■ WHAT THE TASK REQUIRES ■
State how many lines in the records hold the word "유가증권", giving the number and no other text.

(Extracted records)

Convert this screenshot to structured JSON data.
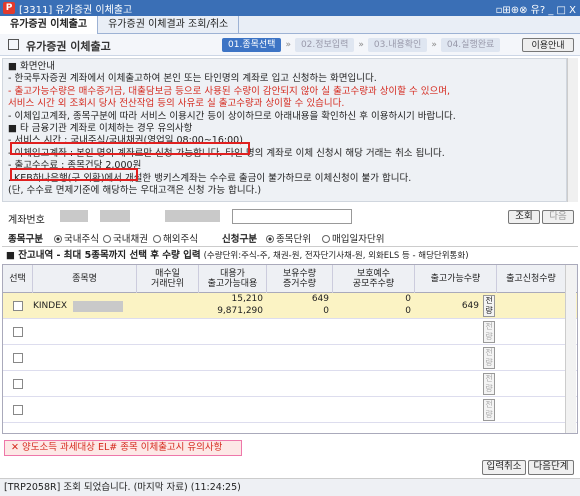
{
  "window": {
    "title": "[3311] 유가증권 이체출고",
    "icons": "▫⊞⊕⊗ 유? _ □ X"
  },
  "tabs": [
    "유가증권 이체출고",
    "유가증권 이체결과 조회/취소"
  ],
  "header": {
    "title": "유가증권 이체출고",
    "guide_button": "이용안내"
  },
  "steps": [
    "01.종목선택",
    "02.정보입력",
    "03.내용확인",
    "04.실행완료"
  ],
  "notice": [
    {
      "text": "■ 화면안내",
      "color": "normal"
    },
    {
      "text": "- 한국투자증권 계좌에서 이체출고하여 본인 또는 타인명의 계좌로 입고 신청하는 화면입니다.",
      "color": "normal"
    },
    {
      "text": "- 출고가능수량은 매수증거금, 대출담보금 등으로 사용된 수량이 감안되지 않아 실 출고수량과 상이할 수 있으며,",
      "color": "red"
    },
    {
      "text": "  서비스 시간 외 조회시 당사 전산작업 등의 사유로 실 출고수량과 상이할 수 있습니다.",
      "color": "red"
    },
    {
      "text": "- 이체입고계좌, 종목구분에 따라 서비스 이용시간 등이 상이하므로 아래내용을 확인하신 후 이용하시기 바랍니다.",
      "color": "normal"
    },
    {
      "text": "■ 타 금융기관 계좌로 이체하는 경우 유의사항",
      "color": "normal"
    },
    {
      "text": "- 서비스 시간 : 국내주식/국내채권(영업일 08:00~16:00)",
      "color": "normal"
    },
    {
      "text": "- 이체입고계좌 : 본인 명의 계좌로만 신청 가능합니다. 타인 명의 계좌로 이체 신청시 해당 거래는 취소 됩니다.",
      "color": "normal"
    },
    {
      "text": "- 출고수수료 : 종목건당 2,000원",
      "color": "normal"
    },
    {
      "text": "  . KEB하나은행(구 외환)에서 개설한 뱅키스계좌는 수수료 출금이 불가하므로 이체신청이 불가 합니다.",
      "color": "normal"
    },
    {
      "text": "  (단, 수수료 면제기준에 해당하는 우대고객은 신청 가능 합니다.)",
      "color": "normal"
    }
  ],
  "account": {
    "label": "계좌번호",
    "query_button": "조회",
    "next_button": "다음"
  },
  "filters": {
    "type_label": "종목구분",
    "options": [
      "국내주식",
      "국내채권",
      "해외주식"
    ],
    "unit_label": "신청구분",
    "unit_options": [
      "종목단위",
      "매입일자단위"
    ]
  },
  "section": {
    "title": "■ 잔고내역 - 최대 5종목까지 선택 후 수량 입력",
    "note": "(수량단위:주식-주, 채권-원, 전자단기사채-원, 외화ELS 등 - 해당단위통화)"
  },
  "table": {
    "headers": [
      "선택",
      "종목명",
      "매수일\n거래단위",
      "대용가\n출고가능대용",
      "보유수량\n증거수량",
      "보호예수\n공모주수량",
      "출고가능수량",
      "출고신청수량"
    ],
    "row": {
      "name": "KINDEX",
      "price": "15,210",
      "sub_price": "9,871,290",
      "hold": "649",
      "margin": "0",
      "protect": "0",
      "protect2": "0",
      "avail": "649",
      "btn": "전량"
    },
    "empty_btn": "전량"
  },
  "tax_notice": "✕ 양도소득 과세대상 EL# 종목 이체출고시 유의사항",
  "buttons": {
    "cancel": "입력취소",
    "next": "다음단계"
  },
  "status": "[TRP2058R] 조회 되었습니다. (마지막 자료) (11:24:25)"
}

■ WRITTEN SOLUTION ■
4